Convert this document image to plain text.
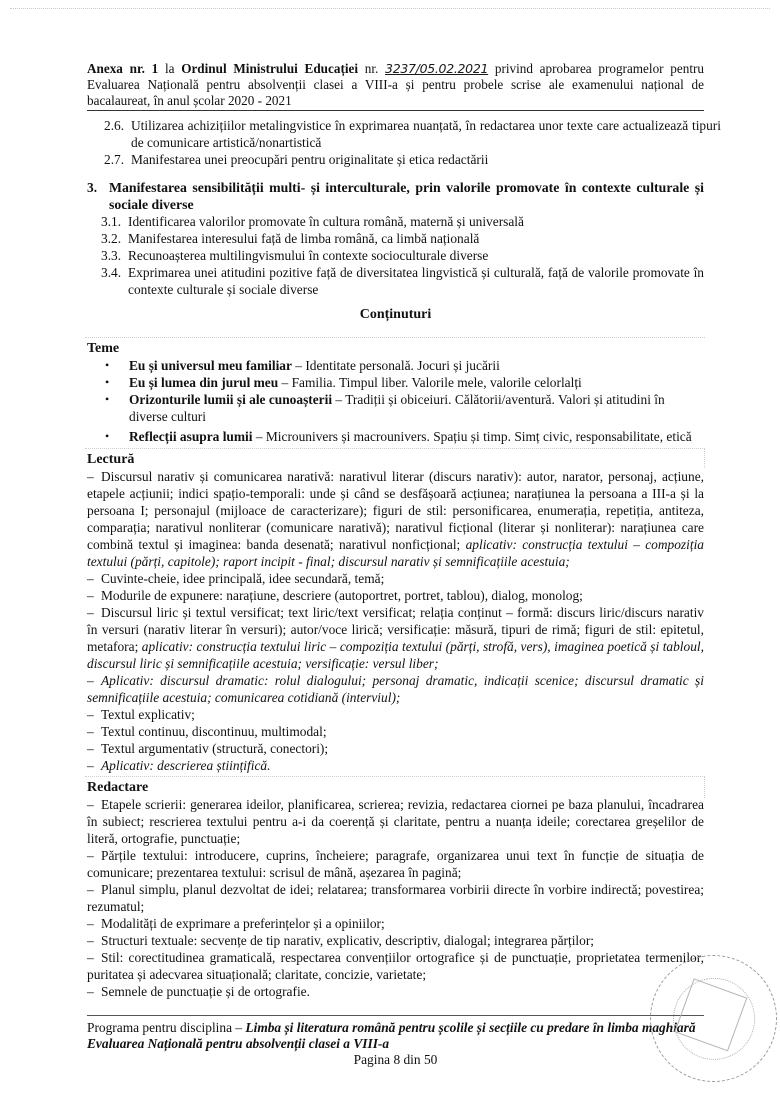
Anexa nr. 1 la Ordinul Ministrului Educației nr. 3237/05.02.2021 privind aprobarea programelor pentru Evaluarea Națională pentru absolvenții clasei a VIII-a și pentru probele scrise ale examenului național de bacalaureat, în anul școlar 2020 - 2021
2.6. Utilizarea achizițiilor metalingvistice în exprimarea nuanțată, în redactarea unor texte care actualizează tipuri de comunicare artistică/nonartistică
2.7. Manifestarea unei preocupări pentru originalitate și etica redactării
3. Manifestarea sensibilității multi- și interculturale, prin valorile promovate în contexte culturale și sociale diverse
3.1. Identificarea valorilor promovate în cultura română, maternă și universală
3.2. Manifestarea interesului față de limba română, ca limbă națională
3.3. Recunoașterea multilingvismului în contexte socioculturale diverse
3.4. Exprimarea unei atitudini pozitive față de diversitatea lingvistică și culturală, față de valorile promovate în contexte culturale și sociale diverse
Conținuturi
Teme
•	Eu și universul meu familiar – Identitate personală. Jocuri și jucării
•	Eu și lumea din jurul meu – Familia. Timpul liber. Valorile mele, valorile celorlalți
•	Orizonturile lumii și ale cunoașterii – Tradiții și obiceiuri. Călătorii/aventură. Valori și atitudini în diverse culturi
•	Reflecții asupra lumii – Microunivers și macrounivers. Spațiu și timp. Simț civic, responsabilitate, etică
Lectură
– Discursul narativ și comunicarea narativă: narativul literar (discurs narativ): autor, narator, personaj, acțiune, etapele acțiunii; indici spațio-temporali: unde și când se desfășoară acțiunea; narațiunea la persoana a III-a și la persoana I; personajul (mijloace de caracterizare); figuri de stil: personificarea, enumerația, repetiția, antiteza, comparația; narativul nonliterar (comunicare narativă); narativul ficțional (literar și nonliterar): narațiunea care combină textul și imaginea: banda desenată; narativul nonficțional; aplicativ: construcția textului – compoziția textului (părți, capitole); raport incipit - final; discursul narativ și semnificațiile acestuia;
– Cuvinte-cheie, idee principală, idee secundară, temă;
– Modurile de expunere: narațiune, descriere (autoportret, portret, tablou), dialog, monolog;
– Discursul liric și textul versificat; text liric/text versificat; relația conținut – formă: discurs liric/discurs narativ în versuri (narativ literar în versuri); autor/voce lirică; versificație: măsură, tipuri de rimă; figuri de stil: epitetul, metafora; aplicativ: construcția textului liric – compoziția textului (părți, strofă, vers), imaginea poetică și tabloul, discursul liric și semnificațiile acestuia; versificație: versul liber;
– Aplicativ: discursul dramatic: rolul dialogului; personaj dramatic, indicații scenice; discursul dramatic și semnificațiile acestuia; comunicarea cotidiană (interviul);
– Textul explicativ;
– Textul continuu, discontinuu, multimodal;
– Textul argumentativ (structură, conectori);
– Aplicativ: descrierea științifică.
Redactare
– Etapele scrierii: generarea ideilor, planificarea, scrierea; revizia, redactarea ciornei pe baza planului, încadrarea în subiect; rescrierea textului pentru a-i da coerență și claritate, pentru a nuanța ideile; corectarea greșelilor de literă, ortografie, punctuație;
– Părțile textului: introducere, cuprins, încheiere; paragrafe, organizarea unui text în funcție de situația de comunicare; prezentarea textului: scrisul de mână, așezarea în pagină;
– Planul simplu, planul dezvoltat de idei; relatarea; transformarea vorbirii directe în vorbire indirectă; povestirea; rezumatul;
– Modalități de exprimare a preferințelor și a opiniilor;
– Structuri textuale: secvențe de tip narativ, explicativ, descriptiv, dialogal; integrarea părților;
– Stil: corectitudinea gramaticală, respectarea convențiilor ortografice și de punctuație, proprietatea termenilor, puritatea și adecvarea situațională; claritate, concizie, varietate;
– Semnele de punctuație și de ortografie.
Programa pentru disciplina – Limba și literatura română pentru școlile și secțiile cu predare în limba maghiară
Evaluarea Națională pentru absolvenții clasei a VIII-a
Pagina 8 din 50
• • • • •
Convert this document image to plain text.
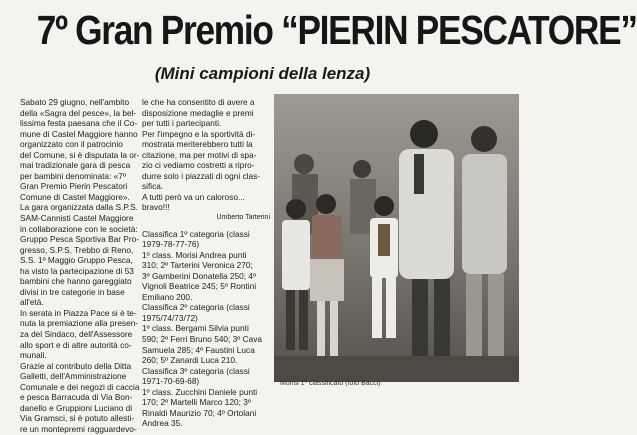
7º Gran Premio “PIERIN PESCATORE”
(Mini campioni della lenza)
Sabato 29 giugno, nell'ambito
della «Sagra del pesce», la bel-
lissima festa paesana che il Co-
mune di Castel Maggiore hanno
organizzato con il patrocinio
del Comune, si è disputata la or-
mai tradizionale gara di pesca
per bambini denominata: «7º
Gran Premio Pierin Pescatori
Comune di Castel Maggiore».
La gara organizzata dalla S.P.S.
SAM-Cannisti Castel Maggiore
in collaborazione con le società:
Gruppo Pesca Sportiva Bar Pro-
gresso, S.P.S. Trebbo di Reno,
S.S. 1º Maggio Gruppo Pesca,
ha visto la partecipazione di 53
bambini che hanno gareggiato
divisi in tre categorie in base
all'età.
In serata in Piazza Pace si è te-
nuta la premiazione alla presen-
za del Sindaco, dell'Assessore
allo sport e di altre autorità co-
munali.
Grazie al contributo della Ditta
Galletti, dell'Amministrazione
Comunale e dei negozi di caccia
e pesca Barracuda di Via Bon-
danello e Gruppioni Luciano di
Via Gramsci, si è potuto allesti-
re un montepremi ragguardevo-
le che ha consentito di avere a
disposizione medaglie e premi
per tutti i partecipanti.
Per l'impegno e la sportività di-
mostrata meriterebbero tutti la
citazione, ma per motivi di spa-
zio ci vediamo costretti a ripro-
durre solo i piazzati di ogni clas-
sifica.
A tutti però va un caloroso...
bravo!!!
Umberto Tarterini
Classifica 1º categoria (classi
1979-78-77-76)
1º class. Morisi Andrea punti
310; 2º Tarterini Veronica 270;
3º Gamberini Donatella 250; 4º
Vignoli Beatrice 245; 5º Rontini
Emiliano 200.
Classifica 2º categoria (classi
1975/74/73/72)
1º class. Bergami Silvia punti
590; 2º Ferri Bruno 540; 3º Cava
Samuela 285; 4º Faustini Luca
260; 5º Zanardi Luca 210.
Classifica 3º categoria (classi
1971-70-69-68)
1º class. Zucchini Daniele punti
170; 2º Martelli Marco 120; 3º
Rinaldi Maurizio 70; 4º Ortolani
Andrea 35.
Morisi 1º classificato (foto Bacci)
• • • • •
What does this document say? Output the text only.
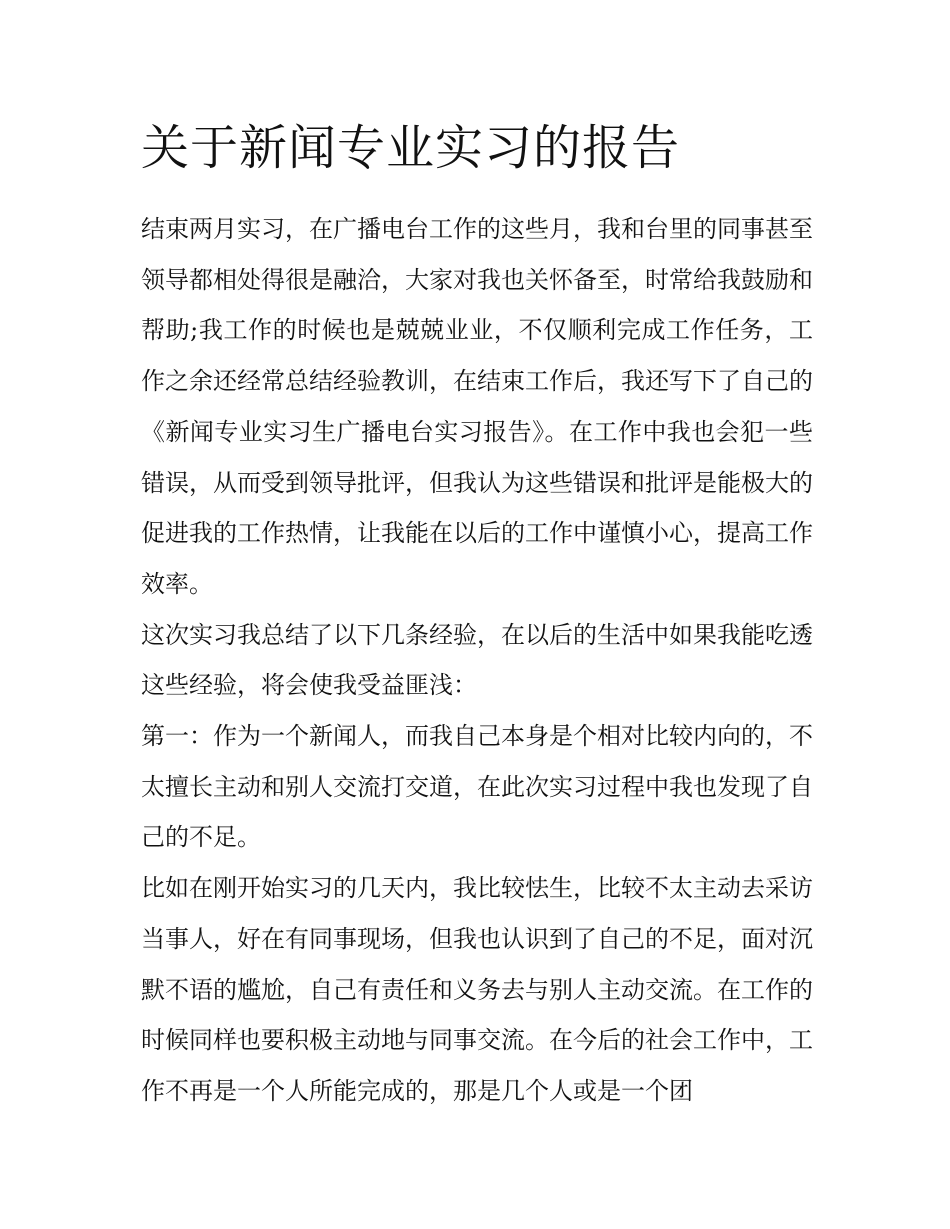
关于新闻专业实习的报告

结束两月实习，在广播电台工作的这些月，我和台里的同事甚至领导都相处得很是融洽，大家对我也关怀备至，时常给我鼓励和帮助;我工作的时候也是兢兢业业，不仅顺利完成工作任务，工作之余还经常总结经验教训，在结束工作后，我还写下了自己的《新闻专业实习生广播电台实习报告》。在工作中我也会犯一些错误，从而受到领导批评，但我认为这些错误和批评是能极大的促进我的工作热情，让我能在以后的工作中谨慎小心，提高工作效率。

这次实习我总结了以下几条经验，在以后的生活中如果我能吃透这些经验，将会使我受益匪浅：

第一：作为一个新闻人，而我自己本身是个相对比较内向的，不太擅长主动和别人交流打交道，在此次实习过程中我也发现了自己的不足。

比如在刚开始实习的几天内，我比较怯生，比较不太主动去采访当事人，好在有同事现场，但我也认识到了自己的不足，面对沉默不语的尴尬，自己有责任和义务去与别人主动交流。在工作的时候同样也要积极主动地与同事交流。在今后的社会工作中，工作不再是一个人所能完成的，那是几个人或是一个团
• • • • •
• _SET TASK_
Return each line where "explicativ" shows up.

• _FULL SOLUTION_
– Textul explicativ;
– Structuri textuale: secvențe de tip narativ, explicativ, descriptiv, dialogal; integrarea părților;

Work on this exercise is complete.